> Task to complete
Output solely the number of lines containing the string "upper".

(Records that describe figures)
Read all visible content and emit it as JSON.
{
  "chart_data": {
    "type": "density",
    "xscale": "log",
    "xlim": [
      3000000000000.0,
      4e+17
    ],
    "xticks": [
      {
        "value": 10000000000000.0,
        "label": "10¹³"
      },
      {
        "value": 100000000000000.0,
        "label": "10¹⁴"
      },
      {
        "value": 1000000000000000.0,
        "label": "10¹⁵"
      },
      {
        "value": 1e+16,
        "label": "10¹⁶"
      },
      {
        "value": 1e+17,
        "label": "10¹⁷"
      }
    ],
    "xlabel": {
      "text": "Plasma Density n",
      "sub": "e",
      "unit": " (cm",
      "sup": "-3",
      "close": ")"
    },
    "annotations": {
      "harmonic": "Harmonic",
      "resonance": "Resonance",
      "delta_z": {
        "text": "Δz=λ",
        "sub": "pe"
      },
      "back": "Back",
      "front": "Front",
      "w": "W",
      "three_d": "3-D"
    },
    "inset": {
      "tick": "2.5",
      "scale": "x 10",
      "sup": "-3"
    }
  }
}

* * *

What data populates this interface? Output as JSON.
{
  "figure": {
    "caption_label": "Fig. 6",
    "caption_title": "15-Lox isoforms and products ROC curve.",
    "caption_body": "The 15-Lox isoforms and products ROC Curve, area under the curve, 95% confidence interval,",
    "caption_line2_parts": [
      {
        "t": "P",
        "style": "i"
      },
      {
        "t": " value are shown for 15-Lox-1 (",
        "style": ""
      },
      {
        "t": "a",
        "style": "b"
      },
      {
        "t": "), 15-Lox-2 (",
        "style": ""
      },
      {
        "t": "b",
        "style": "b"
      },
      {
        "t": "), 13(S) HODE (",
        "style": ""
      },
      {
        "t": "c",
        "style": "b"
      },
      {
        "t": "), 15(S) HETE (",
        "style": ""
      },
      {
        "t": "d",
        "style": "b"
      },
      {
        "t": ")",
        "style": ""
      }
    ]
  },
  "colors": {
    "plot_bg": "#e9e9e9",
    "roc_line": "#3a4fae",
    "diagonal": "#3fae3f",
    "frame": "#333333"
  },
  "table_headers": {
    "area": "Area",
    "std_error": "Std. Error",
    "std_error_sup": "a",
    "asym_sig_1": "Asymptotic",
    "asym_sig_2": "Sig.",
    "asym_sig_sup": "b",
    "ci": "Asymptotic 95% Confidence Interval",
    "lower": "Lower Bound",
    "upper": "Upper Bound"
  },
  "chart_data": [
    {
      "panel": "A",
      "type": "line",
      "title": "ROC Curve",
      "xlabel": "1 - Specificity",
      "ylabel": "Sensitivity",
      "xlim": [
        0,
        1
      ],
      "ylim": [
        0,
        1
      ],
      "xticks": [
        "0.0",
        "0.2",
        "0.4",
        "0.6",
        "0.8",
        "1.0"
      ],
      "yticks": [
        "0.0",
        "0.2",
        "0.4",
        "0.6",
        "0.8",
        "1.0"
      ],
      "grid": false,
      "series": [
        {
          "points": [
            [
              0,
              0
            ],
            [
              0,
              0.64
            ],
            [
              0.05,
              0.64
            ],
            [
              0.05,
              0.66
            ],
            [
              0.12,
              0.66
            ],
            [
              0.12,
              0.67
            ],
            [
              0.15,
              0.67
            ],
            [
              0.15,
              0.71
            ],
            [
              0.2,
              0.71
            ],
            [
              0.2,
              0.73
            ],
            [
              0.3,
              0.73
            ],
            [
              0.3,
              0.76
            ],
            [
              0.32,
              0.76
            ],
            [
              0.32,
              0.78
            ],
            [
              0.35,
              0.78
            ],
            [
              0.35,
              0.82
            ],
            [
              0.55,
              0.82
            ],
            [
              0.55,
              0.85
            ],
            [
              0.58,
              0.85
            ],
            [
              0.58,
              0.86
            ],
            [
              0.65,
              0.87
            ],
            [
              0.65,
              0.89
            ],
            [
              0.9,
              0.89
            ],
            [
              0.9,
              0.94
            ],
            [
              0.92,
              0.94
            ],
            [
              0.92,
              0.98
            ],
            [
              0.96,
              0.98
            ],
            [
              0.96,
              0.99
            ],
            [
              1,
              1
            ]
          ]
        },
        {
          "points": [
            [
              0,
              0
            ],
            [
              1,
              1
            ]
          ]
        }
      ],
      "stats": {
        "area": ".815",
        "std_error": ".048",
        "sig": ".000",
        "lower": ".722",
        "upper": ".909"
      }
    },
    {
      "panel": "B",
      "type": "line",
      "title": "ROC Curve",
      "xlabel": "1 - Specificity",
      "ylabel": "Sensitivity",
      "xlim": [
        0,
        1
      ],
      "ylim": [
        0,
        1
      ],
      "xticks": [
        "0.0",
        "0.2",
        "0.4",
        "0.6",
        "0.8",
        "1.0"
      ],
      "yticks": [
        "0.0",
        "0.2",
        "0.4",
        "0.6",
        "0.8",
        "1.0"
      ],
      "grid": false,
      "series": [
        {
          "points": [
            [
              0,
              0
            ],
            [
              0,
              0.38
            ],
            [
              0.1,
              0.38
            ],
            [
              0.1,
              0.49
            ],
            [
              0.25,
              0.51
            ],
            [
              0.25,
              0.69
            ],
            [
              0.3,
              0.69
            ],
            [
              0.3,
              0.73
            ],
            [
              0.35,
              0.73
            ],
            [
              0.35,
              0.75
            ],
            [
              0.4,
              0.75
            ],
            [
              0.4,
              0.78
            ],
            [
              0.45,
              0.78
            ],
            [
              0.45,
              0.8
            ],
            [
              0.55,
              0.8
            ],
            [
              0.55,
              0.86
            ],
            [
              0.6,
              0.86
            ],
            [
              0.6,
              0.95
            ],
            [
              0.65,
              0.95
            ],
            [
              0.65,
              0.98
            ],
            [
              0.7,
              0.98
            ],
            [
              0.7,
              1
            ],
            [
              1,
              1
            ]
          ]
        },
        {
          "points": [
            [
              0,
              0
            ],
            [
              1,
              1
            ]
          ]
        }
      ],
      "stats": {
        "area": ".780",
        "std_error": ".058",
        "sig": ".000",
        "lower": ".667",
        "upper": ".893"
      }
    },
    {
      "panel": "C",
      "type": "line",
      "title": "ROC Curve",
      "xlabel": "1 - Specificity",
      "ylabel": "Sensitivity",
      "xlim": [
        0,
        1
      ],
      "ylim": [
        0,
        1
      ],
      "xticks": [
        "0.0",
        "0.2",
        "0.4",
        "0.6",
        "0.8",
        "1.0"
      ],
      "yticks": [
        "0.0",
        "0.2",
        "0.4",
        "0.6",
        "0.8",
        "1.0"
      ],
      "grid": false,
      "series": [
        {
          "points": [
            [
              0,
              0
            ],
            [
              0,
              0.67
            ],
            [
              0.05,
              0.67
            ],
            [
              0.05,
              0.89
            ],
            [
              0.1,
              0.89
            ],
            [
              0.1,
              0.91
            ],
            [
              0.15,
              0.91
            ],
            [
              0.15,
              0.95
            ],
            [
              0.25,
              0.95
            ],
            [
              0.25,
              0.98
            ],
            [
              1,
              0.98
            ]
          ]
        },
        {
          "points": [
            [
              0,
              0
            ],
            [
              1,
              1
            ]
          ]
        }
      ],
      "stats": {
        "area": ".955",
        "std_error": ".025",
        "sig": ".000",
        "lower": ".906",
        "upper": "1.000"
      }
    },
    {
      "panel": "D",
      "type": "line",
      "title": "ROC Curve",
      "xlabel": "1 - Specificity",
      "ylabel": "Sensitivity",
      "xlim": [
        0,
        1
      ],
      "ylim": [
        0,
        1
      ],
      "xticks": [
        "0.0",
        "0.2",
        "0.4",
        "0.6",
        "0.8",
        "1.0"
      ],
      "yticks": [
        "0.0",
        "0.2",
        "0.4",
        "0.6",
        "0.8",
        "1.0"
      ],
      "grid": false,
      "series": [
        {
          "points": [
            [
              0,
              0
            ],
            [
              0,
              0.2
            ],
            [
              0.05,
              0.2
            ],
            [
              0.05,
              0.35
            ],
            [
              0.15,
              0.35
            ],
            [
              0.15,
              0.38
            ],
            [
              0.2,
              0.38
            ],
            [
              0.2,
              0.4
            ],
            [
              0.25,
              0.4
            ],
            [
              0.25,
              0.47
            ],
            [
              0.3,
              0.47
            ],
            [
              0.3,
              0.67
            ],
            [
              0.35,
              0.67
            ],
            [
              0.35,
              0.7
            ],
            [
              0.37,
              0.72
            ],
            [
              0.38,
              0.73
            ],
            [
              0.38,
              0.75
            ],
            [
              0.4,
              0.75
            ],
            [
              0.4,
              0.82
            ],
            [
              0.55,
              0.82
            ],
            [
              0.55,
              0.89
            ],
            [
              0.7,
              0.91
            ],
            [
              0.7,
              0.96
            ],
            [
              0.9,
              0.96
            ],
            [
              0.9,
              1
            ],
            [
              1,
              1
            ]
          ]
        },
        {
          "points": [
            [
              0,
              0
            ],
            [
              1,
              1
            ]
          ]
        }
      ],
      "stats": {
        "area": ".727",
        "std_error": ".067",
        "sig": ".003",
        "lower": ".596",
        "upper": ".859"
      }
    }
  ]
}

==

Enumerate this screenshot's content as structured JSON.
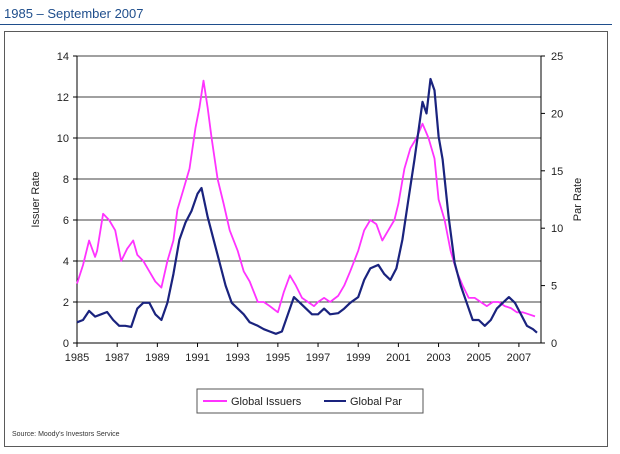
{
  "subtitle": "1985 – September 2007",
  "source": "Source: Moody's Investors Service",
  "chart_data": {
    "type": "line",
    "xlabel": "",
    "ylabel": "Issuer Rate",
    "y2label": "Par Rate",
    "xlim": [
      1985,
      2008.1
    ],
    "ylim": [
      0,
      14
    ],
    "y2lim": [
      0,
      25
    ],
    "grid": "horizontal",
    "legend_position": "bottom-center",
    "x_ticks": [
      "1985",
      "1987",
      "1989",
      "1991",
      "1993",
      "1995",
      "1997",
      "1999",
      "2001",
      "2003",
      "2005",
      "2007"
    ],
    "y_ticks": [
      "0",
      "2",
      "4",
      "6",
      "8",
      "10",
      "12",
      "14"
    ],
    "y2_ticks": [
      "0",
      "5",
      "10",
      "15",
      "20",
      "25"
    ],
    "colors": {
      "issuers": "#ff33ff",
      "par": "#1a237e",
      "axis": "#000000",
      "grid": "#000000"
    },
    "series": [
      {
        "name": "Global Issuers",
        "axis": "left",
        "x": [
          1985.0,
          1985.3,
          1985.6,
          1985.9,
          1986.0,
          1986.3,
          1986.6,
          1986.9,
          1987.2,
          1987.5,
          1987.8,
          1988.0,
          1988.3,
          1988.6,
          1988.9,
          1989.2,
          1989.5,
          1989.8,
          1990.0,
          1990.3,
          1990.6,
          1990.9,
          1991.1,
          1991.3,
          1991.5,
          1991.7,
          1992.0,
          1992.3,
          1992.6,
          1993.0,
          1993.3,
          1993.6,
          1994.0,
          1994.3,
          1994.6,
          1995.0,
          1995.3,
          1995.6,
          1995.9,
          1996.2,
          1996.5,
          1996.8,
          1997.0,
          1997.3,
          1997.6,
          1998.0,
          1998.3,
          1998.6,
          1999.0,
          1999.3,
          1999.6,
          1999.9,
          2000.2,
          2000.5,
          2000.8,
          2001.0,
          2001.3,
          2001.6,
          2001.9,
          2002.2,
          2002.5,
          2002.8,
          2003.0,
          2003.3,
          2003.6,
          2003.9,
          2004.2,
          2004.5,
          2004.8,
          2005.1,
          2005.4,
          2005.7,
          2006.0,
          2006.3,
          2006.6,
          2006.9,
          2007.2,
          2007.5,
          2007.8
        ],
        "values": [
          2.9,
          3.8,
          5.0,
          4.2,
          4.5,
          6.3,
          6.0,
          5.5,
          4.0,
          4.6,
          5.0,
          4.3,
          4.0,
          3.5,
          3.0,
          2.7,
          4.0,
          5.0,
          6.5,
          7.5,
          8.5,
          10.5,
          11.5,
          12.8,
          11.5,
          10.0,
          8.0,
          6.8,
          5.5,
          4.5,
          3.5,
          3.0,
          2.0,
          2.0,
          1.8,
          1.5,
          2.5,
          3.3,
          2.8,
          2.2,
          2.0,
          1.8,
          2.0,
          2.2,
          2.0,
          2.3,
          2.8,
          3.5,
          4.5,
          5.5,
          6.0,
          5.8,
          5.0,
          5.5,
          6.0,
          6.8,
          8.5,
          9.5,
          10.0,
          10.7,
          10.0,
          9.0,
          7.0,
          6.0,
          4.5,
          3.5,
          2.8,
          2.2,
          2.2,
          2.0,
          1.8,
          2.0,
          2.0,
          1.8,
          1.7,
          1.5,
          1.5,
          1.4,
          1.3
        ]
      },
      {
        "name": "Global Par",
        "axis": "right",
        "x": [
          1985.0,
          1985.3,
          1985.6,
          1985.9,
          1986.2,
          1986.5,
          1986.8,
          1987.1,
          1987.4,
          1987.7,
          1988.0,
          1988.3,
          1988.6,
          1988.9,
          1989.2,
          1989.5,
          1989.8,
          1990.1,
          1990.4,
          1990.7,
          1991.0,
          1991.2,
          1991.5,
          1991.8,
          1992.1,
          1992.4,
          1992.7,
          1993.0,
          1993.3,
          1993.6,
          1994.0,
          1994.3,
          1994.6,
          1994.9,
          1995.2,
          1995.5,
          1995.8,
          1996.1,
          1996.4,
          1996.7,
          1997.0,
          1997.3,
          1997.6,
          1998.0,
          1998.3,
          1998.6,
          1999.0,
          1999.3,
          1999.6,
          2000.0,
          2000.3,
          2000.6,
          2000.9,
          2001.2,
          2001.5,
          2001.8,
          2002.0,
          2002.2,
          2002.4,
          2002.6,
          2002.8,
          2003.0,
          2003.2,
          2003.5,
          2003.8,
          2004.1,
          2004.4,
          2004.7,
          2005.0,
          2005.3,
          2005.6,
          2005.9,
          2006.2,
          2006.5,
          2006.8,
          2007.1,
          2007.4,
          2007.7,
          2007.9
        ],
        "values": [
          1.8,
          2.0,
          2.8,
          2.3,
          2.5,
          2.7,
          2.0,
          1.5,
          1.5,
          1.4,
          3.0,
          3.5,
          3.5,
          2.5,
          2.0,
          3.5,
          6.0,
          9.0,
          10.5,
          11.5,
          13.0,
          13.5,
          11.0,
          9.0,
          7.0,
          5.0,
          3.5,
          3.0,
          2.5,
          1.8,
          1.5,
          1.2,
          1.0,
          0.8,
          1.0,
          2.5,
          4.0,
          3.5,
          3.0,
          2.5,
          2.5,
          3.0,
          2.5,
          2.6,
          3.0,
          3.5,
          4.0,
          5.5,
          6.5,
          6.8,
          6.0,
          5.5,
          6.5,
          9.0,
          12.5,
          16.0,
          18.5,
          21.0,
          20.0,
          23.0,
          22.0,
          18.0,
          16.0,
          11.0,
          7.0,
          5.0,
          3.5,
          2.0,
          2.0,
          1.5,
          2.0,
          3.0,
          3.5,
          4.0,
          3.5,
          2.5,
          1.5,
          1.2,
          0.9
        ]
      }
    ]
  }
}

> Answer in full
5